> [Data]:
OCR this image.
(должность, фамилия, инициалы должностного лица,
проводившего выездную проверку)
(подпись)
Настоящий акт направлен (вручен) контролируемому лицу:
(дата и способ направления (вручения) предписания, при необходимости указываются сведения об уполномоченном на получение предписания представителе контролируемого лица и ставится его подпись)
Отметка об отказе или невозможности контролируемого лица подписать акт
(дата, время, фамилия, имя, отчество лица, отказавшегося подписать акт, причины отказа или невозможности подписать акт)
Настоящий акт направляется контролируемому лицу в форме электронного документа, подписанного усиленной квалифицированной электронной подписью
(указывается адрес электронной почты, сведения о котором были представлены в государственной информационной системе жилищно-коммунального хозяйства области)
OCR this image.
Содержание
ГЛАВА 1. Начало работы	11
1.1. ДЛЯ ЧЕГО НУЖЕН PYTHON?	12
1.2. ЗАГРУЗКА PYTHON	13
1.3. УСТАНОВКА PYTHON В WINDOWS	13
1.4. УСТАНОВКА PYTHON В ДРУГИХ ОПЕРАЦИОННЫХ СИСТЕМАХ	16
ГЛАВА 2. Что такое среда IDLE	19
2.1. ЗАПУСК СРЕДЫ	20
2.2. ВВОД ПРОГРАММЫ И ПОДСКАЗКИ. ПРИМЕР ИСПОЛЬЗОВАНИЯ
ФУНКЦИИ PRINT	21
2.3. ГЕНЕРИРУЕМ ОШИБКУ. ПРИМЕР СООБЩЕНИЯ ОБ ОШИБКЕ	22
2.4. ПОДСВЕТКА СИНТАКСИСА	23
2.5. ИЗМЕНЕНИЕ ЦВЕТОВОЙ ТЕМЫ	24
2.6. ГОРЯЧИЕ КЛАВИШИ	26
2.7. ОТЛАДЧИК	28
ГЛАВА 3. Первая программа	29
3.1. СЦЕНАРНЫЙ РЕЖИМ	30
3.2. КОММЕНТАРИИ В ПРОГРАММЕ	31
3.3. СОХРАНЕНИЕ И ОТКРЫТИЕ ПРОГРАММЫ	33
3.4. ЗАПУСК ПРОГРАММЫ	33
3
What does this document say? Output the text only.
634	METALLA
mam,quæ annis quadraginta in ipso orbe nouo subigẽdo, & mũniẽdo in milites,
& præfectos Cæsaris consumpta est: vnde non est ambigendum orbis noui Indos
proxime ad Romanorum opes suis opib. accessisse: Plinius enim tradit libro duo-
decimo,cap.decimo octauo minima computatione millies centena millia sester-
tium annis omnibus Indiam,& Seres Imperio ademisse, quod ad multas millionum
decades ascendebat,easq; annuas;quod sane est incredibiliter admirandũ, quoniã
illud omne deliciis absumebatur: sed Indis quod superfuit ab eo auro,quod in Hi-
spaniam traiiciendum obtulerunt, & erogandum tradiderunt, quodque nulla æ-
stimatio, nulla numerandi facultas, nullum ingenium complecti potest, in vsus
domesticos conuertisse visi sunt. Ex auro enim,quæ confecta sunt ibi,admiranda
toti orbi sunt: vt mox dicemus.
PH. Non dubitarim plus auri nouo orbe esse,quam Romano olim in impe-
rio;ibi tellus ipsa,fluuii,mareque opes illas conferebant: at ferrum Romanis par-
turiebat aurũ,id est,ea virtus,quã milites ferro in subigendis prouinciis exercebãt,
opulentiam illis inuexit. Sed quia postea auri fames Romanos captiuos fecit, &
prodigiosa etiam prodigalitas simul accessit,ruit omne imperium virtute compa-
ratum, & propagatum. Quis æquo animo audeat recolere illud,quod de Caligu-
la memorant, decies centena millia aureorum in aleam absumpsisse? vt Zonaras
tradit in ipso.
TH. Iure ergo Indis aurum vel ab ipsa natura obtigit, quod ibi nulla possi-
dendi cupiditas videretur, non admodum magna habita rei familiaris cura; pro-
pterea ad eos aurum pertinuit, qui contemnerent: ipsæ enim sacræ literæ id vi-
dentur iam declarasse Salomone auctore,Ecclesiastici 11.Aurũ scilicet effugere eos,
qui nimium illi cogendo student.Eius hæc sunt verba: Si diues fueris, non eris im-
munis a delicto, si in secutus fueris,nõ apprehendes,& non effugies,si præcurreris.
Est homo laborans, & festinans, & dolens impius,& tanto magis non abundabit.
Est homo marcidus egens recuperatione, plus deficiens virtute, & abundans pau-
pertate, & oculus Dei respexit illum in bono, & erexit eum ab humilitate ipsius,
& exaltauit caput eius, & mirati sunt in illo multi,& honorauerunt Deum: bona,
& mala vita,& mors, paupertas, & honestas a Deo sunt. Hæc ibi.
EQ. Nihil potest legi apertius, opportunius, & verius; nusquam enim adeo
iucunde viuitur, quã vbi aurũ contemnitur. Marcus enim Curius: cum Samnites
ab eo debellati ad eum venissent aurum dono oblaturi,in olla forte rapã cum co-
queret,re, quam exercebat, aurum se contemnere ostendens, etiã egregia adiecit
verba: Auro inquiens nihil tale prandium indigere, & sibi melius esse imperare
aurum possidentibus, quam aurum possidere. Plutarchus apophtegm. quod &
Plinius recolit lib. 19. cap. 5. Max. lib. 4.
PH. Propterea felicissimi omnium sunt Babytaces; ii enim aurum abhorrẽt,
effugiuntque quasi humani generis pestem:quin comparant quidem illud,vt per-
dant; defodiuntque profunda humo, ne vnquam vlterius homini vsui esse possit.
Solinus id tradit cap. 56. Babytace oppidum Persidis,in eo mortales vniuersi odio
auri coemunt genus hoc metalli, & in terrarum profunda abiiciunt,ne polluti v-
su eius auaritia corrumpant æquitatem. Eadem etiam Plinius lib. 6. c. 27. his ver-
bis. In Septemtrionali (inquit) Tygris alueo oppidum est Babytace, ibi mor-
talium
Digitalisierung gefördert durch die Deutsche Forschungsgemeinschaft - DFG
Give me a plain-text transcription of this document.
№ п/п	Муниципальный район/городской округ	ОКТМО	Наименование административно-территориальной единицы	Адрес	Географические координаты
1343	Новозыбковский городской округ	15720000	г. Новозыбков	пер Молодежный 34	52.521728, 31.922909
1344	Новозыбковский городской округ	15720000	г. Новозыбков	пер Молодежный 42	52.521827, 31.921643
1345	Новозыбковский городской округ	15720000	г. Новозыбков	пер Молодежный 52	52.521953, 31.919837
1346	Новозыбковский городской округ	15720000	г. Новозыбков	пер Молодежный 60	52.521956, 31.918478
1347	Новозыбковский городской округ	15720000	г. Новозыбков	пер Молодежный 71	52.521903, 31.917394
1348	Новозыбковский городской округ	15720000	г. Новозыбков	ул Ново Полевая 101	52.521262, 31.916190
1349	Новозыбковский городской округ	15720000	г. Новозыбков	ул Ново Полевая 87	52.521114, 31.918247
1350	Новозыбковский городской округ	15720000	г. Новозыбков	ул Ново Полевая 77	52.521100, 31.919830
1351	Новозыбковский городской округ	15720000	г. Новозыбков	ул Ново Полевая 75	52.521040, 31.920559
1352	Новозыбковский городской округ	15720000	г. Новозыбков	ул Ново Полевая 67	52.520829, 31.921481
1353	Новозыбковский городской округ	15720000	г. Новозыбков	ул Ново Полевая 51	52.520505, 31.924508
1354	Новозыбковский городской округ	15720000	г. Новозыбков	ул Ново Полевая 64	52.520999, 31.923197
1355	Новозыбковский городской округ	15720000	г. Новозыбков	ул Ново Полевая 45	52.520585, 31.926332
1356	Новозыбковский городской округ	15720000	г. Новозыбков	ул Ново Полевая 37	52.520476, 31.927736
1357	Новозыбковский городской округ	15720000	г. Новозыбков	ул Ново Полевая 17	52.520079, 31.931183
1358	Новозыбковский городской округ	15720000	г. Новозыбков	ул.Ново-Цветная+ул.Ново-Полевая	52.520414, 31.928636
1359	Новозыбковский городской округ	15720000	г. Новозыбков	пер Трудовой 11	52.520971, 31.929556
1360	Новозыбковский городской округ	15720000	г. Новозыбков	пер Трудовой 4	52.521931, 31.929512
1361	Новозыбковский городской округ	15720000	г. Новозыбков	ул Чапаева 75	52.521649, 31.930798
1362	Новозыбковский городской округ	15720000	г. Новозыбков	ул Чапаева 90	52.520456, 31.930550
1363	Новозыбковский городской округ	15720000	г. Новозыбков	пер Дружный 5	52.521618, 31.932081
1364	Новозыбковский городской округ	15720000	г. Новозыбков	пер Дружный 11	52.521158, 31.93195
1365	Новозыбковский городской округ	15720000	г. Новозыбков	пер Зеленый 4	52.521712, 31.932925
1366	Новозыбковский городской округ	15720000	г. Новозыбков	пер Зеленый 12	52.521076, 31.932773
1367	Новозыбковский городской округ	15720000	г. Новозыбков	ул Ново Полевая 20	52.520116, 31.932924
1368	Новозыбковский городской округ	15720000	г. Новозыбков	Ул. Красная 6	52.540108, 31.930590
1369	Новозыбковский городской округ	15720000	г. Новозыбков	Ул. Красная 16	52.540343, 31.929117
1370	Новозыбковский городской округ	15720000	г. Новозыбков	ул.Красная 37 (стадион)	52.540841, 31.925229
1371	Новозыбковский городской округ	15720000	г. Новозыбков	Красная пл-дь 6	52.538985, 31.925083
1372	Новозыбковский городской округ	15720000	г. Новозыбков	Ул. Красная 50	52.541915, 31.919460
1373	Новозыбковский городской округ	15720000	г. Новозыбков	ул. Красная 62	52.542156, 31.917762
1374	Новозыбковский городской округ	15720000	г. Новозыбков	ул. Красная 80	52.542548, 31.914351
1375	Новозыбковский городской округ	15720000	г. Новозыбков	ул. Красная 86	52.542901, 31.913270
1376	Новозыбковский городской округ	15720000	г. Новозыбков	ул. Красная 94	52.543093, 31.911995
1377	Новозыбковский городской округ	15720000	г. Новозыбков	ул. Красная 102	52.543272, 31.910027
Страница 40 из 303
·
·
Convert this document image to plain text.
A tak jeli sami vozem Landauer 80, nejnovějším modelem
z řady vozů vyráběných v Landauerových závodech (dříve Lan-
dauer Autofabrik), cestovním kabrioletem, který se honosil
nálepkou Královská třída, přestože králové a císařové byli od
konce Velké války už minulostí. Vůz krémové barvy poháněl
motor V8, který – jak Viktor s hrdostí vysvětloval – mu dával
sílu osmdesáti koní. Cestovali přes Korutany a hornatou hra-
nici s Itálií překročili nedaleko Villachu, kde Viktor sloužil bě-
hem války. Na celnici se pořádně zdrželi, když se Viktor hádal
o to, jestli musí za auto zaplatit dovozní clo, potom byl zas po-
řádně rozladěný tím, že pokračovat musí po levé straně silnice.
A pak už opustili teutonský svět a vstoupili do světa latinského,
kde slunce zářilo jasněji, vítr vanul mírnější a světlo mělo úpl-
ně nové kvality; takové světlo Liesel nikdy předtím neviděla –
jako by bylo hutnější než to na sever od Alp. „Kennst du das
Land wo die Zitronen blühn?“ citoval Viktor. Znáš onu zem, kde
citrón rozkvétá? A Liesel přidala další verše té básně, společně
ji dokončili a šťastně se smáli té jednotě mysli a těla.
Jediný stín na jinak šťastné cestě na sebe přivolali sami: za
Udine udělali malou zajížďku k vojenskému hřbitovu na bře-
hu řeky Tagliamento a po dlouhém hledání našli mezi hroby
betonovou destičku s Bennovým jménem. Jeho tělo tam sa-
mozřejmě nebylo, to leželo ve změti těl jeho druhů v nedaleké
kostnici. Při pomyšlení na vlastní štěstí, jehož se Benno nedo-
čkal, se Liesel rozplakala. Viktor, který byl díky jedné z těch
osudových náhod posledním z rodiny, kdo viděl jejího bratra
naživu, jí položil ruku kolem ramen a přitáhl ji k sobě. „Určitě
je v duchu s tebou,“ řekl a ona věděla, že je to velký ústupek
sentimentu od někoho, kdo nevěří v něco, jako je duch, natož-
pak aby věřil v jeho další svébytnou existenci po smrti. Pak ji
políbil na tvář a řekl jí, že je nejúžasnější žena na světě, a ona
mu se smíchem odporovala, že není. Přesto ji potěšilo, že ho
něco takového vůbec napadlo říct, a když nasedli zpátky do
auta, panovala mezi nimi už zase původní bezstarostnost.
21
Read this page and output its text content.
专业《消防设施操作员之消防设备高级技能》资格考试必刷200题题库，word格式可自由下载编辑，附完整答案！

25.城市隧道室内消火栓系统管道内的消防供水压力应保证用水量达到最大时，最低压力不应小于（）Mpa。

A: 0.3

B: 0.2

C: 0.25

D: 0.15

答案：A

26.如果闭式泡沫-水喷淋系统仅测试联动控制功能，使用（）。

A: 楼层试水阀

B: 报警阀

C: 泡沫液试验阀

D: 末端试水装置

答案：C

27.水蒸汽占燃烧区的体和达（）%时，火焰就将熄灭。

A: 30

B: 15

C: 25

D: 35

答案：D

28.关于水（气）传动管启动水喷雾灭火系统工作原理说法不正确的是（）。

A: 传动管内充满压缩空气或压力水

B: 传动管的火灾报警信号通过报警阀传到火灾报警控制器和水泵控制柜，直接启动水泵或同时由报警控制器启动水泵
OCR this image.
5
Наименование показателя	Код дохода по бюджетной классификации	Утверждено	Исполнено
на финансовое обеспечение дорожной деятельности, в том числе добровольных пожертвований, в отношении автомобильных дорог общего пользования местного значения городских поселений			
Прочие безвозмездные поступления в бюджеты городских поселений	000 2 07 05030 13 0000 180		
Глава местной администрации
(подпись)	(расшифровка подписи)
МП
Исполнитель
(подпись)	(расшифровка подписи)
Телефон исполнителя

> [What is expected]: List all lines where "Indis" occurs.

> [Written response]:
illud omne deliciis absumebatur: sed Indis quod superfuit ab eo auro,quod in Hi-
TH. Iure ergo Indis aurum vel ab ipsa natura obtigit, quod ibi nulla possi-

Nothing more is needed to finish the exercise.